* What this task involves:
Find every line in the records that holds the string "JSON". Copy each one.

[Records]

BEGIN

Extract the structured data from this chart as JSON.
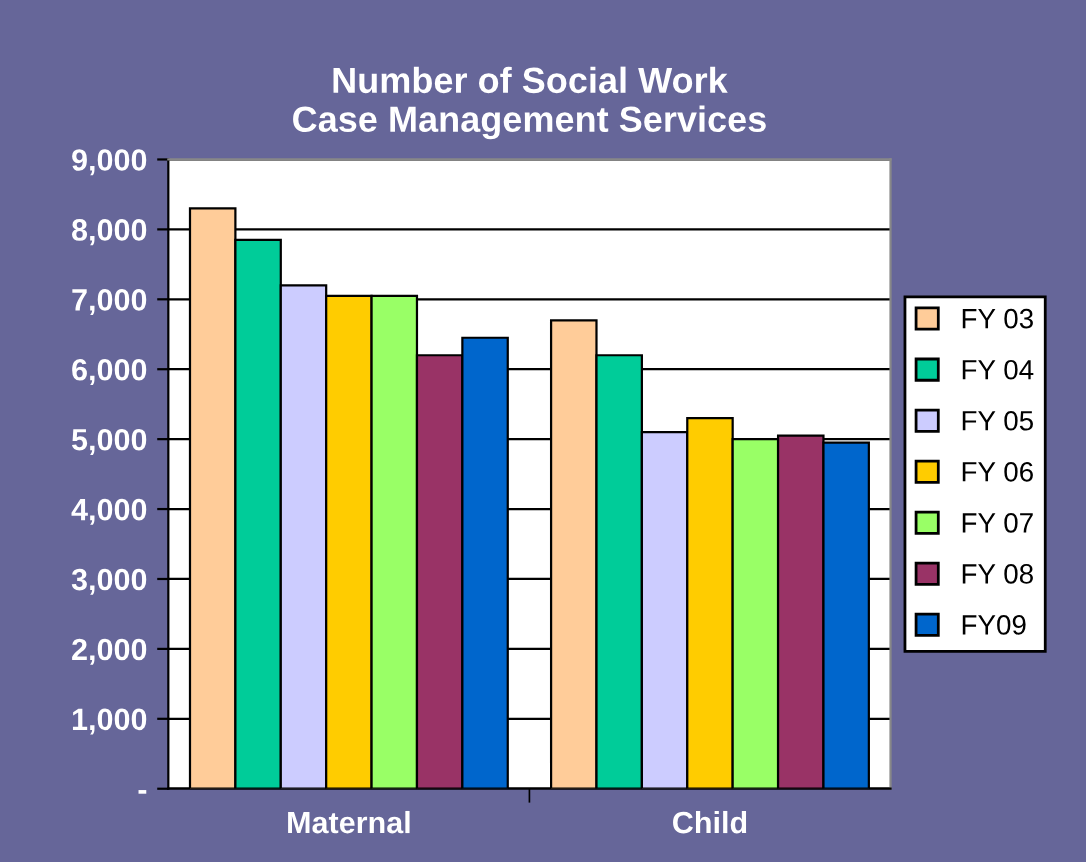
{
  "chart_data": {
    "type": "bar",
    "title": "Number of Social Work\nCase Management Services",
    "categories": [
      "Maternal",
      "Child"
    ],
    "series": [
      {
        "name": "FY 03",
        "color": "#ffcc99",
        "values": [
          8300,
          6700
        ]
      },
      {
        "name": "FY 04",
        "color": "#00cc99",
        "values": [
          7850,
          6200
        ]
      },
      {
        "name": "FY 05",
        "color": "#ccccff",
        "values": [
          7200,
          5100
        ]
      },
      {
        "name": "FY 06",
        "color": "#ffcc00",
        "values": [
          7050,
          5300
        ]
      },
      {
        "name": "FY 07",
        "color": "#99ff66",
        "values": [
          7050,
          5000
        ]
      },
      {
        "name": "FY 08",
        "color": "#993366",
        "values": [
          6200,
          5050
        ]
      },
      {
        "name": "FY09",
        "color": "#0066cc",
        "values": [
          6450,
          4950
        ]
      }
    ],
    "ylim": [
      0,
      9000
    ],
    "yticks": [
      {
        "value": 0,
        "label": "-"
      },
      {
        "value": 1000,
        "label": "1,000"
      },
      {
        "value": 2000,
        "label": "2,000"
      },
      {
        "value": 3000,
        "label": "3,000"
      },
      {
        "value": 4000,
        "label": "4,000"
      },
      {
        "value": 5000,
        "label": "5,000"
      },
      {
        "value": 6000,
        "label": "6,000"
      },
      {
        "value": 7000,
        "label": "7,000"
      },
      {
        "value": 8000,
        "label": "8,000"
      },
      {
        "value": 9000,
        "label": "9,000"
      }
    ],
    "grid": "y",
    "legend": "right"
  }
}
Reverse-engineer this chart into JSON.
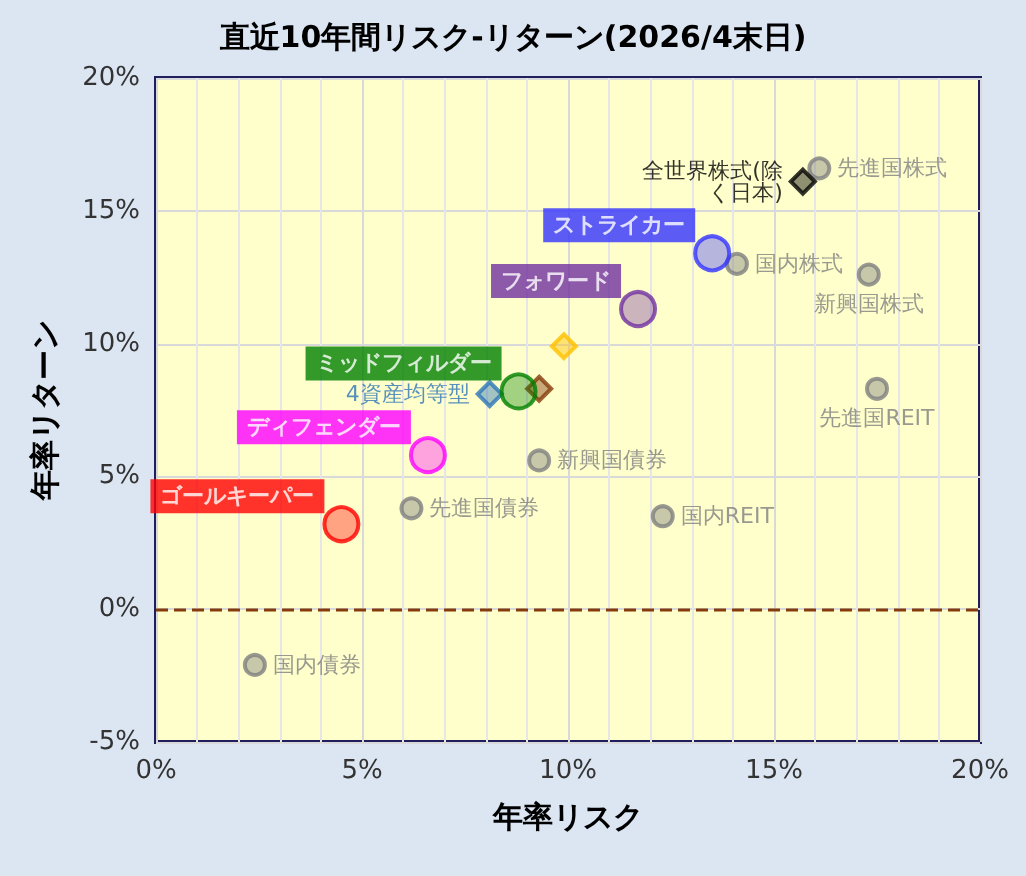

END

* Full solution:
Extract the structured data from this chart as JSON.
Reverse-engineer this chart into JSON.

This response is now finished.